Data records
-- Begin --

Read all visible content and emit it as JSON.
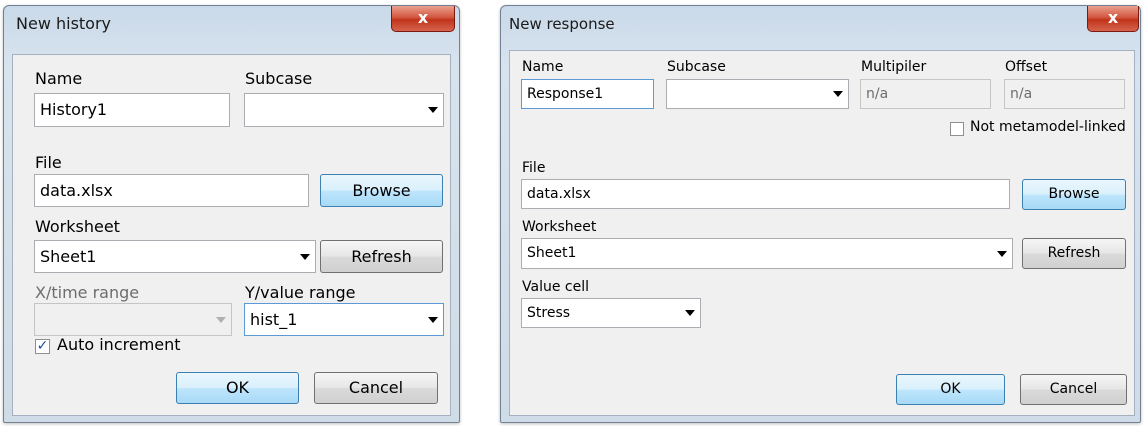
{
  "history_dialog": {
    "title": "New history",
    "close_label": "x",
    "name_label": "Name",
    "name_value": "History1",
    "subcase_label": "Subcase",
    "subcase_value": "",
    "file_label": "File",
    "file_value": "data.xlsx",
    "browse_label": "Browse",
    "worksheet_label": "Worksheet",
    "worksheet_value": "Sheet1",
    "refresh_label": "Refresh",
    "x_range_label": "X/time range",
    "x_range_value": "",
    "y_range_label": "Y/value range",
    "y_range_value": "hist_1",
    "auto_increment_label": "Auto increment",
    "auto_increment_checked": true,
    "ok_label": "OK",
    "cancel_label": "Cancel"
  },
  "response_dialog": {
    "title": "New response",
    "close_label": "x",
    "name_label": "Name",
    "name_value": "Response1",
    "subcase_label": "Subcase",
    "subcase_value": "",
    "multiplier_label": "Multipiler",
    "multiplier_value": "n/a",
    "offset_label": "Offset",
    "offset_value": "n/a",
    "not_linked_label": "Not metamodel-linked",
    "not_linked_checked": false,
    "file_label": "File",
    "file_value": "data.xlsx",
    "browse_label": "Browse",
    "worksheet_label": "Worksheet",
    "worksheet_value": "Sheet1",
    "refresh_label": "Refresh",
    "value_cell_label": "Value cell",
    "value_cell_value": "Stress",
    "ok_label": "OK",
    "cancel_label": "Cancel"
  },
  "colors": {
    "title_bar": "#c9d9e9",
    "close_button": "#c0331b",
    "panel": "#f0f0f0",
    "default_button": "#bee6fd",
    "check_mark": "#1c4fa0"
  },
  "icons": [
    "close-icon",
    "dropdown-caret-icon",
    "checkmark-icon"
  ]
}
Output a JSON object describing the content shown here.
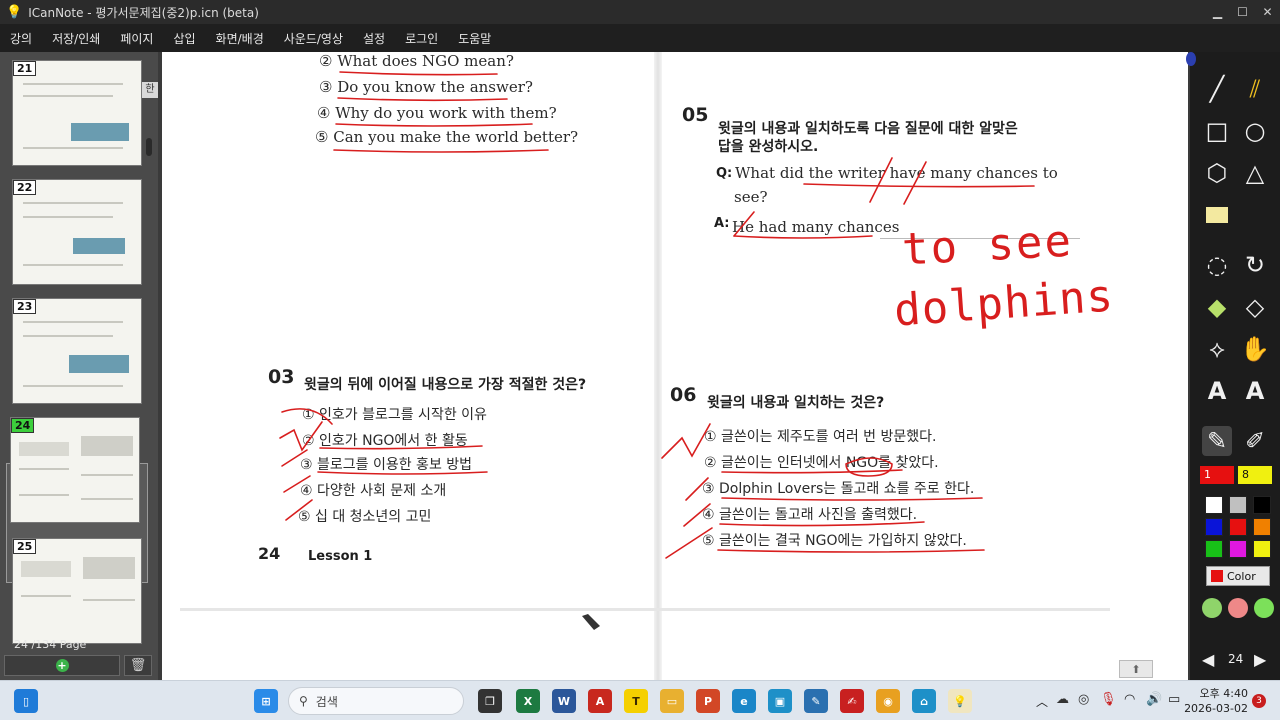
{
  "window": {
    "title": "ICanNote - 평가서문제집(중2)p.icn (beta)",
    "controls": {
      "minimize": "▁",
      "maximize": "☐",
      "close": "✕"
    }
  },
  "menu": [
    "강의",
    "저장/인쇄",
    "페이지",
    "삽입",
    "화면/배경",
    "사운드/영상",
    "설정",
    "로그인",
    "도움말"
  ],
  "sidebar": {
    "thumbnails": [
      "21",
      "22",
      "23",
      "24",
      "25"
    ],
    "active": "24",
    "page_current": "24",
    "page_total": "/134 Page",
    "ime_badge": "한"
  },
  "page": {
    "q02_options": [
      "② What does NGO mean?",
      "③ Do you know the answer?",
      "④ Why do you work with them?",
      "⑤ Can you make the world better?"
    ],
    "q03": {
      "number": "03",
      "question": "윗글의 뒤에 이어질 내용으로 가장 적절한 것은?",
      "options": [
        "① 인호가 블로그를 시작한 이유",
        "② 인호가 NGO에서 한 활동",
        "③ 블로그를 이용한 홍보 방법",
        "④ 다양한 사회 문제 소개",
        "⑤ 십 대 청소년의 고민"
      ]
    },
    "q05": {
      "number": "05",
      "question_line1": "윗글의 내용과 일치하도록 다음 질문에 대한 알맞은",
      "question_line2": "답을 완성하시오.",
      "q_label": "Q:",
      "q_text_line1": "What did the writer have many chances to",
      "q_text_line2": "see?",
      "a_label": "A:",
      "a_text": "He had many chances",
      "handwriting_line1": "to see",
      "handwriting_line2": "dolphins"
    },
    "q06": {
      "number": "06",
      "question": "윗글의 내용과 일치하는 것은?",
      "options": [
        "① 글쓴이는 제주도를 여러 번 방문했다.",
        "② 글쓴이는 인터넷에서 NGO를 찾았다.",
        "③ Dolphin Lovers는 돌고래 쇼를 주로 한다.",
        "④ 글쓴이는 돌고래 사진을 출력했다.",
        "⑤ 글쓴이는 결국 NGO에는 가입하지 않았다."
      ]
    },
    "footer_page": "24",
    "footer_lesson": "Lesson 1",
    "ink_color": "#d81e1e"
  },
  "toolbar": {
    "pen_size": "1",
    "highlighter_size": "8",
    "color_label": "Color",
    "page_number": "24",
    "prev": "◀",
    "next": "▶",
    "scroll_up": "⬆",
    "palette": [
      "#ffffff",
      "#c0c0c0",
      "#000000",
      "#0a14d8",
      "#e61010",
      "#f08000",
      "#18c018",
      "#e018e0",
      "#f0f010"
    ]
  },
  "taskbar": {
    "search_placeholder": "검색",
    "clock_time": "오후 4:40",
    "clock_date": "2026-03-02",
    "notif_count": "3"
  }
}
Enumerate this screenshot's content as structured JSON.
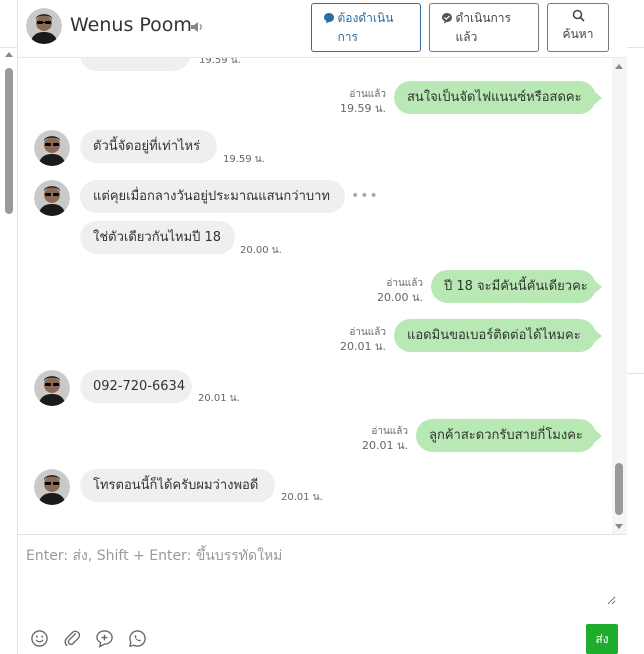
{
  "header": {
    "contact_name": "Wenus Poom",
    "btn_todo": "ต้องดำเนินการ",
    "btn_done": "ดำเนินการแล้ว",
    "btn_search": "ค้นหา"
  },
  "messages": [
    {
      "side": "out",
      "text": "สนใจเป็นจัดไฟแนนซ์หรือสดคะ",
      "read_label": "อ่านแล้ว",
      "time": "19.59 น."
    },
    {
      "side": "in",
      "text": "ตัวนี้จัดอยู่ที่เท่าไหร่",
      "time": "19.59 น."
    },
    {
      "side": "in",
      "text": "แต่คุยเมื่อกลางวันอยู่ประมาณแสนกว่าบาท",
      "more": "•••"
    },
    {
      "side": "in",
      "text": "ใช่ตัวเดียวกันไหมปี 18",
      "time": "20.00 น."
    },
    {
      "side": "out",
      "text": "ปี 18 จะมีคันนี้คันเดียวคะ",
      "read_label": "อ่านแล้ว",
      "time": "20.00 น."
    },
    {
      "side": "out",
      "text": "แอดมินขอเบอร์ติดต่อได้ไหมคะ",
      "read_label": "อ่านแล้ว",
      "time": "20.01 น."
    },
    {
      "side": "in",
      "text": "092-720-6634",
      "time": "20.01 น."
    },
    {
      "side": "out",
      "text": "ลูกค้าสะดวกรับสายกี่โมงคะ",
      "read_label": "อ่านแล้ว",
      "time": "20.01 น."
    },
    {
      "side": "in",
      "text": "โทรตอนนี้ก็ได้ครับผมว่างพอดี",
      "time": "20.01 น."
    }
  ],
  "top_partial_time": "19.59 น.",
  "composer": {
    "placeholder": "Enter: ส่ง, Shift + Enter: ขึ้นบรรทัดใหม่",
    "send_label": "ส่ง"
  },
  "colors": {
    "outgoing_bubble": "#b8e8b4",
    "incoming_bubble": "#efefef",
    "send_button": "#1fad2e",
    "primary_button": "#2d6da3"
  }
}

-- End --

▶ **The problem**:
Copy every record above exactly, leaving out the pictures.

▶ **Solution to this task**:
Read all visible content and emit it as JSON.
{
  "history_dialog": {
    "title": "New history",
    "close_label": "x",
    "name_label": "Name",
    "name_value": "History1",
    "subcase_label": "Subcase",
    "subcase_value": "",
    "file_label": "File",
    "file_value": "data.xlsx",
    "browse_label": "Browse",
    "worksheet_label": "Worksheet",
    "worksheet_value": "Sheet1",
    "refresh_label": "Refresh",
    "x_range_label": "X/time range",
    "x_range_value": "",
    "y_range_label": "Y/value range",
    "y_range_value": "hist_1",
    "auto_increment_label": "Auto increment",
    "auto_increment_checked": true,
    "ok_label": "OK",
    "cancel_label": "Cancel"
  },
  "response_dialog": {
    "title": "New response",
    "close_label": "x",
    "name_label": "Name",
    "name_value": "Response1",
    "subcase_label": "Subcase",
    "subcase_value": "",
    "multiplier_label": "Multipiler",
    "multiplier_value": "n/a",
    "offset_label": "Offset",
    "offset_value": "n/a",
    "not_linked_label": "Not metamodel-linked",
    "not_linked_checked": false,
    "file_label": "File",
    "file_value": "data.xlsx",
    "browse_label": "Browse",
    "worksheet_label": "Worksheet",
    "worksheet_value": "Sheet1",
    "refresh_label": "Refresh",
    "value_cell_label": "Value cell",
    "value_cell_value": "Stress",
    "ok_label": "OK",
    "cancel_label": "Cancel"
  },
  "colors": {
    "title_bar": "#c9d9e9",
    "close_button": "#c0331b",
    "panel": "#f0f0f0",
    "default_button": "#bee6fd",
    "check_mark": "#1c4fa0"
  },
  "icons": [
    "close-icon",
    "dropdown-caret-icon",
    "checkmark-icon"
  ]
}
Output a JSON object describing the content shown here.
{
  "window": {
    "title": "ICanNote - 평가서문제집(중2)p.icn (beta)",
    "controls": {
      "minimize": "▁",
      "maximize": "☐",
      "close": "✕"
    }
  },
  "menu": [
    "강의",
    "저장/인쇄",
    "페이지",
    "삽입",
    "화면/배경",
    "사운드/영상",
    "설정",
    "로그인",
    "도움말"
  ],
  "sidebar": {
    "thumbnails": [
      "21",
      "22",
      "23",
      "24",
      "25"
    ],
    "active": "24",
    "page_current": "24",
    "page_total": "/134 Page",
    "ime_badge": "한"
  },
  "page": {
    "q02_options": [
      "② What does NGO mean?",
      "③ Do you know the answer?",
      "④ Why do you work with them?",
      "⑤ Can you make the world better?"
    ],
    "q03": {
      "number": "03",
      "question": "윗글의 뒤에 이어질 내용으로 가장 적절한 것은?",
      "options": [
        "① 인호가 블로그를 시작한 이유",
        "② 인호가 NGO에서 한 활동",
        "③ 블로그를 이용한 홍보 방법",
        "④ 다양한 사회 문제 소개",
        "⑤ 십 대 청소년의 고민"
      ]
    },
    "q05": {
      "number": "05",
      "question_line1": "윗글의 내용과 일치하도록 다음 질문에 대한 알맞은",
      "question_line2": "답을 완성하시오.",
      "q_label": "Q:",
      "q_text_line1": "What did the writer have many chances to",
      "q_text_line2": "see?",
      "a_label": "A:",
      "a_text": "He had many chances",
      "handwriting_line1": "to see",
      "handwriting_line2": "dolphins"
    },
    "q06": {
      "number": "06",
      "question": "윗글의 내용과 일치하는 것은?",
      "options": [
        "① 글쓴이는 제주도를 여러 번 방문했다.",
        "② 글쓴이는 인터넷에서 NGO를 찾았다.",
        "③ Dolphin Lovers는 돌고래 쇼를 주로 한다.",
        "④ 글쓴이는 돌고래 사진을 출력했다.",
        "⑤ 글쓴이는 결국 NGO에는 가입하지 않았다."
      ]
    },
    "footer_page": "24",
    "footer_lesson": "Lesson 1",
    "ink_color": "#d81e1e"
  },
  "toolbar": {
    "pen_size": "1",
    "highlighter_size": "8",
    "color_label": "Color",
    "page_number": "24",
    "prev": "◀",
    "next": "▶",
    "scroll_up": "⬆",
    "palette": [
      "#ffffff",
      "#c0c0c0",
      "#000000",
      "#0a14d8",
      "#e61010",
      "#f08000",
      "#18c018",
      "#e018e0",
      "#f0f010"
    ]
  },
  "taskbar": {
    "search_placeholder": "검색",
    "clock_time": "오후 4:40",
    "clock_date": "2026-03-02",
    "notif_count": "3"
  }
}
Enumerate this screenshot's content as structured JSON.
{
  "header": {
    "contact_name": "Wenus Poom",
    "btn_todo": "ต้องดำเนินการ",
    "btn_done": "ดำเนินการแล้ว",
    "btn_search": "ค้นหา"
  },
  "messages": [
    {
      "side": "out",
      "text": "สนใจเป็นจัดไฟแนนซ์หรือสดคะ",
      "read_label": "อ่านแล้ว",
      "time": "19.59 น."
    },
    {
      "side": "in",
      "text": "ตัวนี้จัดอยู่ที่เท่าไหร่",
      "time": "19.59 น."
    },
    {
      "side": "in",
      "text": "แต่คุยเมื่อกลางวันอยู่ประมาณแสนกว่าบาท",
      "more": "•••"
    },
    {
      "side": "in",
      "text": "ใช่ตัวเดียวกันไหมปี 18",
      "time": "20.00 น."
    },
    {
      "side": "out",
      "text": "ปี 18 จะมีคันนี้คันเดียวคะ",
      "read_label": "อ่านแล้ว",
      "time": "20.00 น."
    },
    {
      "side": "out",
      "text": "แอดมินขอเบอร์ติดต่อได้ไหมคะ",
      "read_label": "อ่านแล้ว",
      "time": "20.01 น."
    },
    {
      "side": "in",
      "text": "092-720-6634",
      "time": "20.01 น."
    },
    {
      "side": "out",
      "text": "ลูกค้าสะดวกรับสายกี่โมงคะ",
      "read_label": "อ่านแล้ว",
      "time": "20.01 น."
    },
    {
      "side": "in",
      "text": "โทรตอนนี้ก็ได้ครับผมว่างพอดี",
      "time": "20.01 น."
    }
  ],
  "top_partial_time": "19.59 น.",
  "composer": {
    "placeholder": "Enter: ส่ง, Shift + Enter: ขึ้นบรรทัดใหม่",
    "send_label": "ส่ง"
  },
  "colors": {
    "outgoing_bubble": "#b8e8b4",
    "incoming_bubble": "#efefef",
    "send_button": "#1fad2e",
    "primary_button": "#2d6da3"
  }
}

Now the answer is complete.